**Exercise:** Lines containing the string "hija" are to be collected in full.

(Saved entries)
## begin

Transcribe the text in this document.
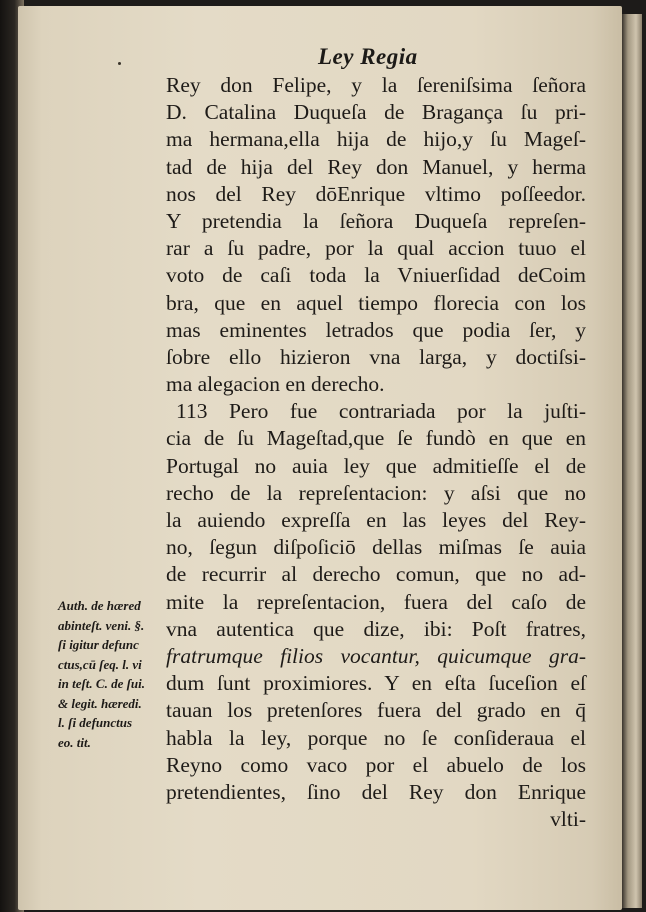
Ley Regia
Rey don Felipe, y la ſereniſsima ſeñora
D. Catalina Duqueſa de Bragança ſu pri-
ma hermana,ella hija de hijo,y ſu Mageſ-
tad de hija del Rey don Manuel, y herma
nos del Rey dōEnrique vltimo poſſeedor.
Y pretendia la ſeñora Duqueſa repreſen-
rar a ſu padre, por la qual accion tuuo el
voto de caſi toda la Vniuerſidad deCoim
bra, que en aquel tiempo florecia con los
mas eminentes letrados que podia ſer, y
ſobre ello hizieron vna larga, y doctiſsi-
ma alegacion en derecho.
113 Pero fue contrariada por la juſti-
cia de ſu Mageſtad,que ſe fundò en que en
Portugal no auia ley que admitieſſe el de
recho de la repreſentacion: y aſsi que no
la auiendo expreſſa en las leyes del Rey-
no, ſegun diſpoſiciō dellas miſmas ſe auia
de recurrir al derecho comun, que no ad-
mite la repreſentacion, fuera del caſo de
vna autentica que dize, ibi: Poſt fratres,
fratrumque filios vocantur, quicumque gra-
dum ſunt proximiores. Y en eſta ſuceſion eſ
tauan los pretenſores fuera del grado en q̄
habla la ley, porque no ſe conſideraua el
Reyno como vaco por el abuelo de los
pretendientes, ſino del Rey don Enrique
vlti-
Auth. de hæred
abinteſt. veni. §.
ſi igitur defunc
ctus,cū ſeq. l. vi
in teſt. C. de ſui.
& legit. hæredi.
l. ſi defunctus
eo. tit.
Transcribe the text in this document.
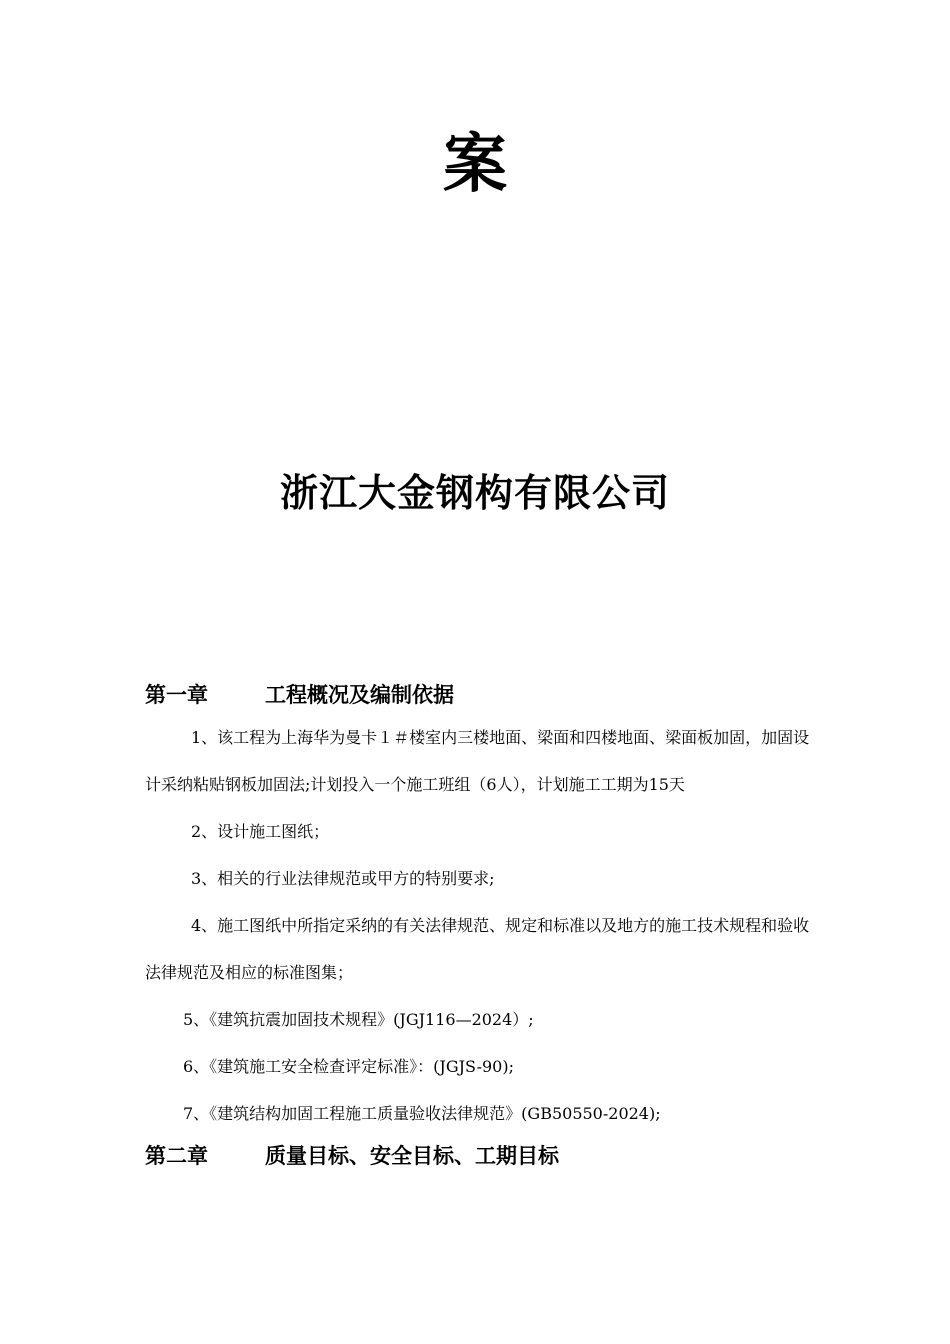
案
浙江大金钢构有限公司
第一章	工程概况及编制依据

1、该工程为上海华为曼卡１＃楼室内三楼地面、梁面和四楼地面、梁面板加固，加固设计采纳粘贴钢板加固法;计划投入一个施工班组（6人），计划施工工期为15天

2、设计施工图纸；

3、相关的行业法律规范或甲方的特别要求;

4、施工图纸中所指定采纳的有关法律规范、规定和标准以及地方的施工技术规程和验收法律规范及相应的标准图集；

5、《建筑抗震加固技术规程》(JGJ116—2024）;

6、《建筑施工安全检查评定标准》：(JGJS-90);

7、《建筑结构加固工程施工质量验收法律规范》(GB50550-2024);

第二章	质量目标、安全目标、工期目标
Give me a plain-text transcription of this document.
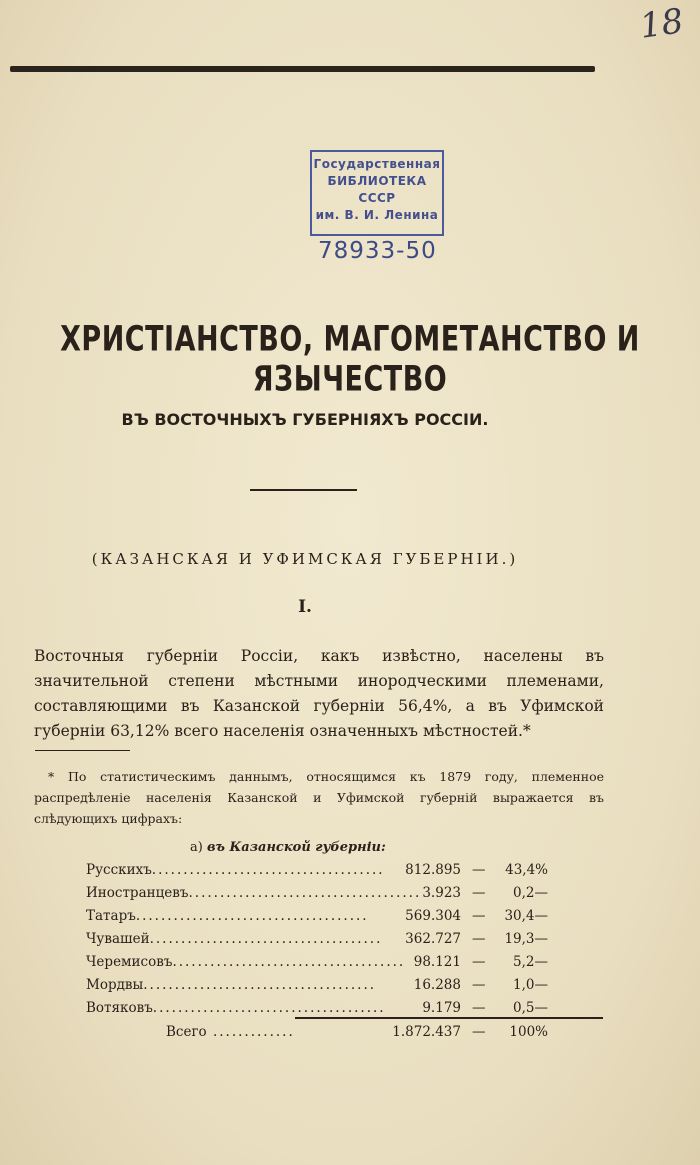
18
Государственная
БИБЛИОТЕКА
СССР
им. В. И. Ленина
78933-50
ХРИСТІАНСТВО, МАГОМЕТАНСТВО И ЯЗЫЧЕСТВО
ВЪ ВОСТОЧНЫХЪ ГУБЕРНІЯХЪ РОССІИ.
(КАЗАНСКАЯ И УФИМСКАЯ ГУБЕРНІИ.)
I.
Восточныя губерніи Россіи, какъ извѣстно, населены въ значительной степени мѣстными инородческими племенами, составляющими въ Казанской губерніи 56,4%, а въ Уфимской губерніи 63,12% всего населенія означенныхъ мѣстностей.*
* По статистическимъ даннымъ, относящимся къ 1879 году, племенное распредѣленіе населенія Казанской и Уфимской губерній выражается въ слѣдующихъ цифрахъ:
а) въ Казанской губерніи:
Русскихъ.....................................	812.895 —	43,4%
Иностранцевъ..................................... 3.923 —	0,2—
Татаръ.....................................	569.304 —	30,4—
Чувашей.....................................	362.727 —	19,3—
Черемисовъ..................................... 98.121 —	5,2—
Мордвы.....................................	16.288 —	1,0—
Вотяковъ.....................................	9.179 —	0,5—
Всего .............	1.872.437 —	100%
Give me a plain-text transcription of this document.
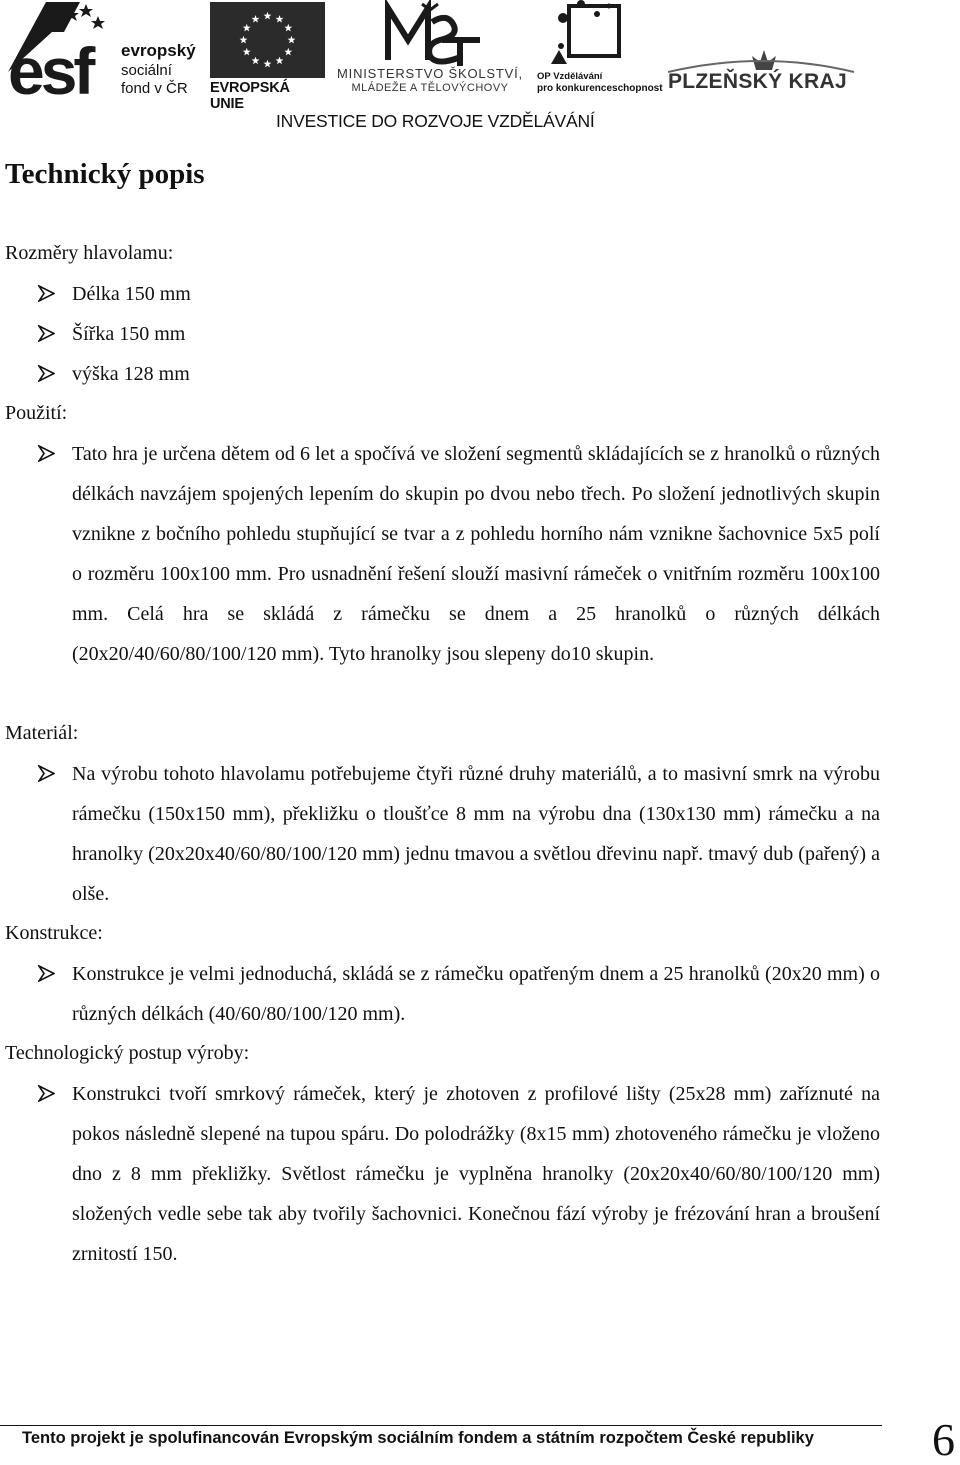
esf evropský
sociální
fond v ČR EVROPSKÁ UNIE
MINISTERSTVO ŠKOLSTVÍ,
MLÁDEŽE A TĚLOVÝCHOVY
OP Vzdělávání
pro konkurenceschopnost PLZEŇSKÝ KRAJ
INVESTICE DO ROZVOJE VZDĚLÁVÁNÍ
Technický popis
Rozměry hlavolamu:
Délka 150 mm
Šířka 150 mm
výška 128 mm
Použití:
Tato hra je určena dětem od 6 let a spočívá ve složení segmentů skládajících se z hranolků o různých délkách navzájem spojených lepením do skupin po dvou nebo třech. Po složení jednotlivých skupin vznikne z bočního pohledu stupňující se tvar a z pohledu horního nám vznikne šachovnice 5x5 polí o rozměru 100x100 mm. Pro usnadnění řešení slouží masivní rámeček o vnitřním rozměru 100x100 mm. Celá hra se skládá z rámečku se dnem a 25 hranolků o různých délkách (20x20/40/60/80/100/120 mm). Tyto hranolky jsou slepeny do10 skupin.
Materiál:
Na výrobu tohoto hlavolamu potřebujeme čtyři různé druhy materiálů, a to masivní smrk na výrobu rámečku (150x150 mm), překližku o tloušťce 8 mm na výrobu dna (130x130 mm) rámečku a na hranolky (20x20x40/60/80/100/120 mm) jednu tmavou a světlou dřevinu např. tmavý dub (pařený) a olše.
Konstrukce:
Konstrukce je velmi jednoduchá, skládá se z rámečku opatřeným dnem a 25 hranolků (20x20 mm) o různých délkách (40/60/80/100/120 mm).
Technologický postup výroby:
Konstrukci tvoří smrkový rámeček, který je zhotoven z profilové lišty (25x28 mm) zaříznuté na pokos následně slepené na tupou spáru. Do polodrážky (8x15 mm) zhotoveného rámečku je vloženo dno z 8 mm překližky. Světlost rámečku je vyplněna hranolky (20x20x40/60/80/100/120 mm) složených vedle sebe tak aby tvořily šachovnici. Konečnou fází výroby je frézování hran a broušení zrnitostí 150.
Tento projekt je spolufinancován Evropským sociálním fondem a státním rozpočtem České republiky	6
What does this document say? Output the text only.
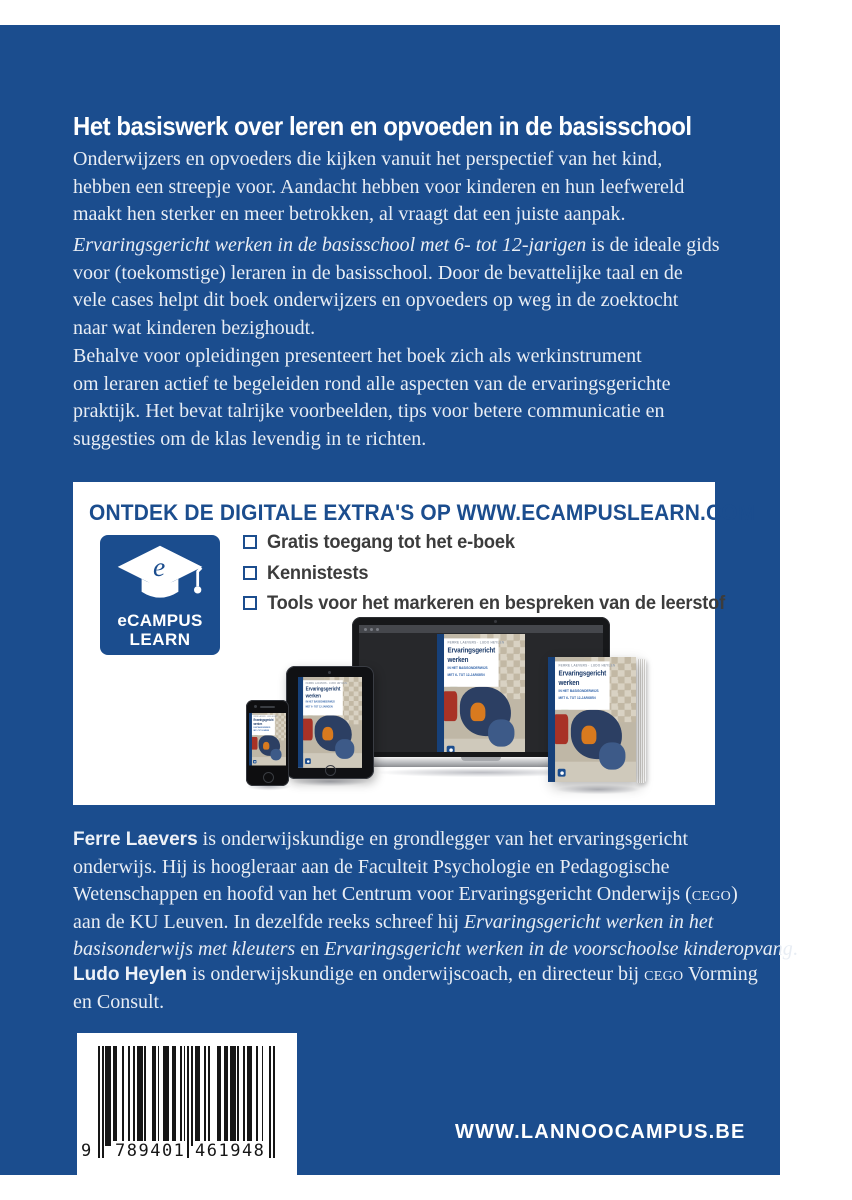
Het basiswerk over leren en opvoeden in de basisschool
Onderwijzers en opvoeders die kijken vanuit het perspectief van het kind,
hebben een streepje voor. Aandacht hebben voor kinderen en hun leefwereld
maakt hen sterker en meer betrokken, al vraagt dat een juiste aanpak.
Ervaringsgericht werken in de basisschool met 6- tot 12-jarigen is de ideale gids
voor (toekomstige) leraren in de basisschool. Door de bevattelijke taal en de
vele cases helpt dit boek onderwijzers en opvoeders op weg in de zoektocht
naar wat kinderen bezighoudt.
Behalve voor opleidingen presenteert het boek zich als werkinstrument
om leraren actief te begeleiden rond alle aspecten van de ervaringsgerichte
praktijk. Het bevat talrijke voorbeelden, tips voor betere communicatie en
suggesties om de klas levendig in te richten.
ONTDEK DE DIGITALE EXTRA'S OP WWW.ECAMPUSLEARN.COM
e
eCAMPUS
LEARN
Gratis toegang tot het e-boek
Kennistests
Tools voor het markeren en bespreken van de leerstof
FERRE LAEVERS · LUDO HEYLEN
Ervaringsgericht
werken
IN HET BASISONDERWIJS
MET 6- TOT 12-JARIGEN
FERRE LAEVERS · LUDO HEYLEN
Ervaringsgericht
werken
IN HET BASISONDERWIJS
MET 6- TOT 12-JARIGEN
FERRE LAEVERS · LUDO HEYLEN
Ervaringsgericht
werken
IN HET BASISONDERWIJS
MET 6- TOT 12-JARIGEN
FERRE LAEVERS · LUDO HEYLEN
Ervaringsgericht
werken
IN HET BASISONDERWIJS
MET 6- TOT 12-JARIGEN
Ferre Laevers is onderwijskundige en grondlegger van het ervaringsgericht
onderwijs. Hij is hoogleraar aan de Faculteit Psychologie en Pedagogische
Wetenschappen en hoofd van het Centrum voor Ervaringsgericht Onderwijs (cego)
aan de KU Leuven. In dezelfde reeks schreef hij Ervaringsgericht werken in het
basisonderwijs met kleuters en Ervaringsgericht werken in de voorschoolse kinderopvang.
Ludo Heylen is onderwijskundige en onderwijscoach, en directeur bij cego Vorming
en Consult.
9 789401 461948
WWW.LANNOOCAMPUS.BE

## end

**The response:**
ma hermana,ella hija de hijo,y ſu Mageſ-
tad de hija del Rey don Manuel, y herma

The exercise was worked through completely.